GOAL: Transcribe the material exactly. Images do not belong in the copy.

MATERIAL SHOWN:

· · · ·

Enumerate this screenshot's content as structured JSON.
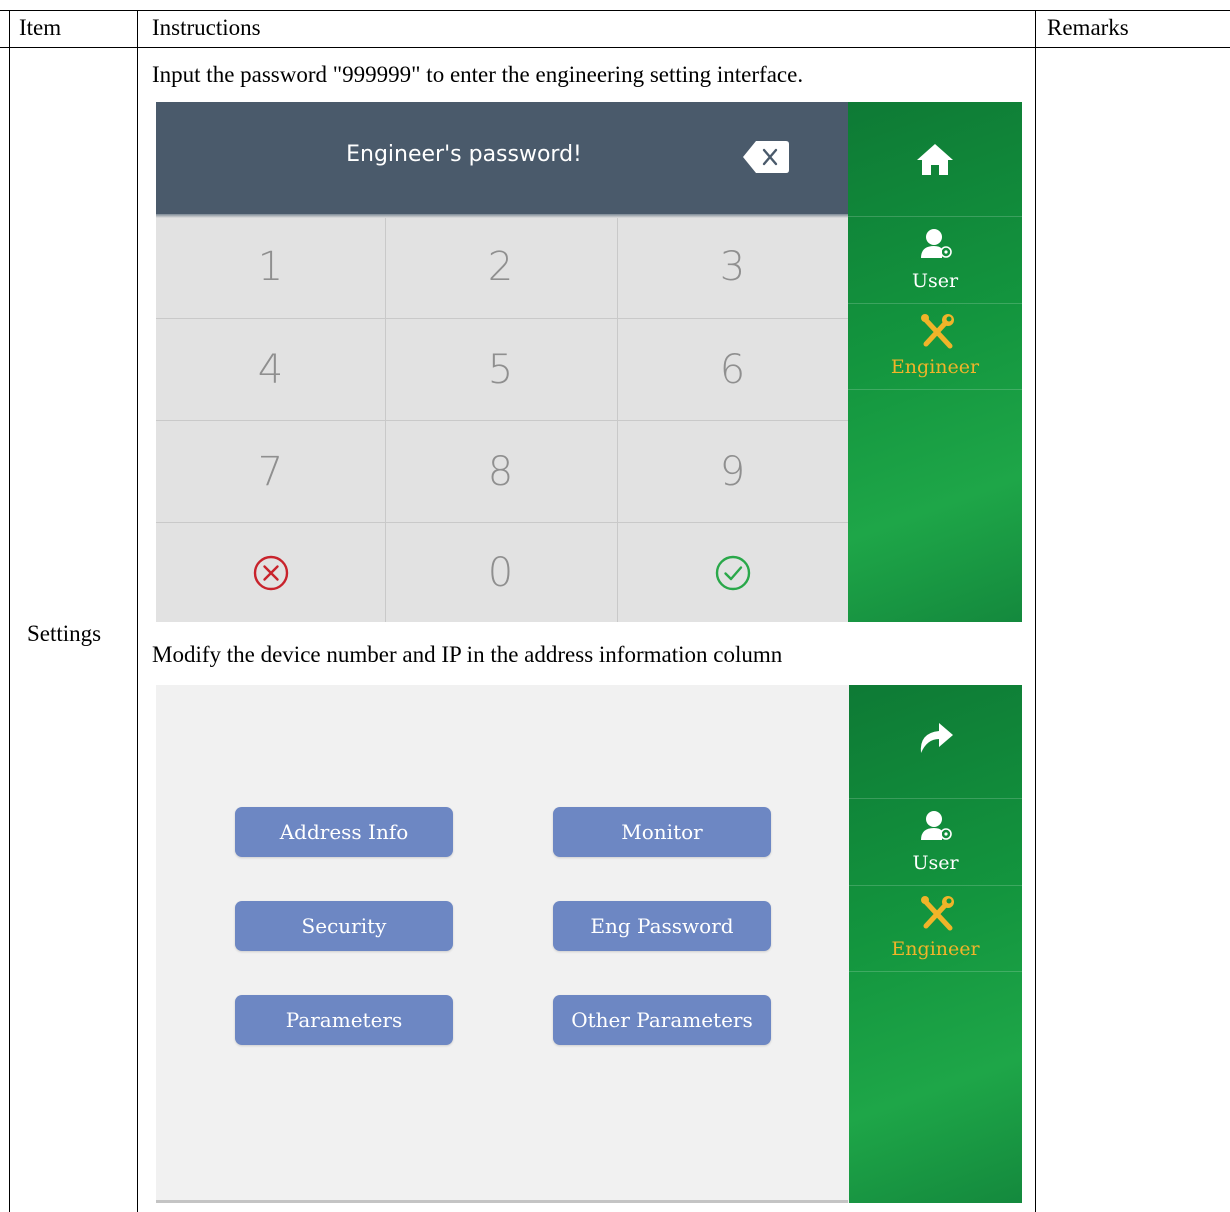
{
  "table": {
    "headers": {
      "item": "Item",
      "instructions": "Instructions",
      "remarks": "Remarks"
    },
    "row": {
      "item": "Settings",
      "instruction_1": "Input the password \"999999\" to enter the engineering setting interface.",
      "instruction_2": "Modify the device number and IP in the address information column",
      "remarks": ""
    }
  },
  "password_screen": {
    "title": "Engineer's password!",
    "keys": [
      "1",
      "2",
      "3",
      "4",
      "5",
      "6",
      "7",
      "8",
      "9",
      "0"
    ],
    "icons": {
      "backspace": "backspace-icon",
      "cancel": "cancel-circle-icon",
      "confirm": "check-circle-icon"
    },
    "sidebar": {
      "home_icon": "home-icon",
      "user_label": "User",
      "engineer_label": "Engineer"
    }
  },
  "engineer_menu": {
    "buttons": [
      "Address Info",
      "Monitor",
      "Security",
      "Eng Password",
      "Parameters",
      "Other Parameters"
    ],
    "sidebar": {
      "back_icon": "return-arrow-icon",
      "user_label": "User",
      "engineer_label": "Engineer"
    }
  },
  "colors": {
    "header_bg": "#4a5a6b",
    "keypad_bg": "#e2e2e2",
    "sidebar_green": "#13953e",
    "engineer_active": "#f0b429",
    "menu_button": "#6d87c3",
    "cancel_red": "#c8232c",
    "confirm_green": "#2aa84a"
  }
}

· · · ·

SOLUTION TO THIS PROBLEM:
Enumerate this screenshot's content as structured JSON.
{
  "table": {
    "headers": {
      "item": "Item",
      "instructions": "Instructions",
      "remarks": "Remarks"
    },
    "row": {
      "item": "Settings",
      "instruction_1": "Input the password \"999999\" to enter the engineering setting interface.",
      "instruction_2": "Modify the device number and IP in the address information column",
      "remarks": ""
    }
  },
  "password_screen": {
    "title": "Engineer's password!",
    "keys": [
      "1",
      "2",
      "3",
      "4",
      "5",
      "6",
      "7",
      "8",
      "9",
      "0"
    ],
    "icons": {
      "backspace": "backspace-icon",
      "cancel": "cancel-circle-icon",
      "confirm": "check-circle-icon"
    },
    "sidebar": {
      "home_icon": "home-icon",
      "user_label": "User",
      "engineer_label": "Engineer"
    }
  },
  "engineer_menu": {
    "buttons": [
      "Address Info",
      "Monitor",
      "Security",
      "Eng Password",
      "Parameters",
      "Other Parameters"
    ],
    "sidebar": {
      "back_icon": "return-arrow-icon",
      "user_label": "User",
      "engineer_label": "Engineer"
    }
  },
  "colors": {
    "header_bg": "#4a5a6b",
    "keypad_bg": "#e2e2e2",
    "sidebar_green": "#13953e",
    "engineer_active": "#f0b429",
    "menu_button": "#6d87c3",
    "cancel_red": "#c8232c",
    "confirm_green": "#2aa84a"
  }
}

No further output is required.